Текст для анализа =
◇ ◇ ◇

Интересно узнать, на что же мог претендовать оказавшийся в солдатах бывший русский крестьянин или посадский человек, дворовый, подьячий, ямщик или даже монастырский служка? Есть сведения, что уже с самого начала Северной войны существовали нормы хлебного жалованья, довольно пестрые по величине, что являлось следствием старой, допетровской системы наделения солдат провиантом. Например, еще в 1706 году были переведены в артиллерию 174 чина Преображенского, Семеновского и прочих полков, и им установили нормы хлеба очень разные — по 6, 5 и 3,5 четверти хлеба в год на человека. Но очень скоро хлебные дачи, отпускаемые казною для всех рядовых и унтер-офицеров бесплатно, были уравнены — нивелирование является одним из основных принципов, на которых зиждется регулярная армия, когда унифицируются оружие, одежда, оклады денежного жалованья, жестко регламентируются все стороны армейской жизни инструкциями, регулами, уставами. Вот и были приведены к единой по величине норме хлебного довольствия все прежние дачи, и с этой нормой русский солдат существовал весь XVIII век.

◇ ◇ ◇

Исходные данные =

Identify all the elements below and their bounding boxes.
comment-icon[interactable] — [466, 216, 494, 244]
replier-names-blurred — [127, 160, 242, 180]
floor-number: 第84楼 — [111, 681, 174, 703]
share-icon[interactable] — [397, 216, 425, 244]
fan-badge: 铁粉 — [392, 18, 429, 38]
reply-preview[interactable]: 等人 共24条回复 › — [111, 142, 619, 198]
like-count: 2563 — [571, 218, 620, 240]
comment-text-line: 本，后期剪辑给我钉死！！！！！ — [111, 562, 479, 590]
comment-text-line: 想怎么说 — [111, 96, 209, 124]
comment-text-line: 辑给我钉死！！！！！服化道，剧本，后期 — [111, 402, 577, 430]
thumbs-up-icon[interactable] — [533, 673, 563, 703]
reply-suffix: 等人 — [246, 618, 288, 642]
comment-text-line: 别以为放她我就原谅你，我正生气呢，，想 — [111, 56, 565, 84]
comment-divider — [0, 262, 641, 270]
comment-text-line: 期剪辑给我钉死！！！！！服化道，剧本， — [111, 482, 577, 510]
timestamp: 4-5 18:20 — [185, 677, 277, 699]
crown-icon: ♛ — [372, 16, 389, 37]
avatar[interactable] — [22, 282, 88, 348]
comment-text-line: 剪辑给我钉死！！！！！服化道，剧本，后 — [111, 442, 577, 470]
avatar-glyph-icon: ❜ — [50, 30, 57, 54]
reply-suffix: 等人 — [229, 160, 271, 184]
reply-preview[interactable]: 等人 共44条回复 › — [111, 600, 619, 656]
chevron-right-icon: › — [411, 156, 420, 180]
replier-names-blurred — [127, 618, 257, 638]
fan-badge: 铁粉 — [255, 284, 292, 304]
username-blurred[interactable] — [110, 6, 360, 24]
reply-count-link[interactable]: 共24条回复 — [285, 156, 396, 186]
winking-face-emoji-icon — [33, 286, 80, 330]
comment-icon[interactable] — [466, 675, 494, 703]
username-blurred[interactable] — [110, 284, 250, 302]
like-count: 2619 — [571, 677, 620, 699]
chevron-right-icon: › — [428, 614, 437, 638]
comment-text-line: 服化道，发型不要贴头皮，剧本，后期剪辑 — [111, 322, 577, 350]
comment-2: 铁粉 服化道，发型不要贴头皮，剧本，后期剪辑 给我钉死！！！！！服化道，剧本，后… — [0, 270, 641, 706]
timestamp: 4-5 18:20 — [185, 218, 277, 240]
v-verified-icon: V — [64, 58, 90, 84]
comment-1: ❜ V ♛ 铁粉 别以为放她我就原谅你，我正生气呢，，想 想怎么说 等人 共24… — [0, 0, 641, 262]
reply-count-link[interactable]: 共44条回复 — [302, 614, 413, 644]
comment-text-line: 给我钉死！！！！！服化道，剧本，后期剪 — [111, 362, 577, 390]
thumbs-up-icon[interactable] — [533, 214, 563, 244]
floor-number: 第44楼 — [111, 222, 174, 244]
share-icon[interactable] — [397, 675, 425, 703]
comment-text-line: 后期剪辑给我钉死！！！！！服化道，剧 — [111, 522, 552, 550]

◇ ◇ ◇

Что требуется = Продолжите текст о хлебном довольствии русских солдат, начав сразу после его последнего предложения.

Ответ к заданию =
Итак, основным компонентом казенного провиантского оклада был хлеб, и выдавать его стали по 3 четверти в год, что в месяц составляло два четверика или пол-осьмины, а переводя на современные меры веса, воин каждый месяц съедал хлеб, выпеченный из 30 кг муки. А вторым компонентам провианта была крупа, дававшаяся каждому по 1–1,5 гарнца[9] в месяц — около 2–3 кг. Собственно, термином «провиант» и назывались эти два вида продуктов: хлеб, в зерне или в муке, и крупа.
Пища солдата должна была быть посоленной, и казенные соляные дачи, имевшие место и в допетровское время, продолжают существовать и в регулярной армии Петра — в XVIII веке военнослужащий мог требовать по 2 фунта соли в месяц.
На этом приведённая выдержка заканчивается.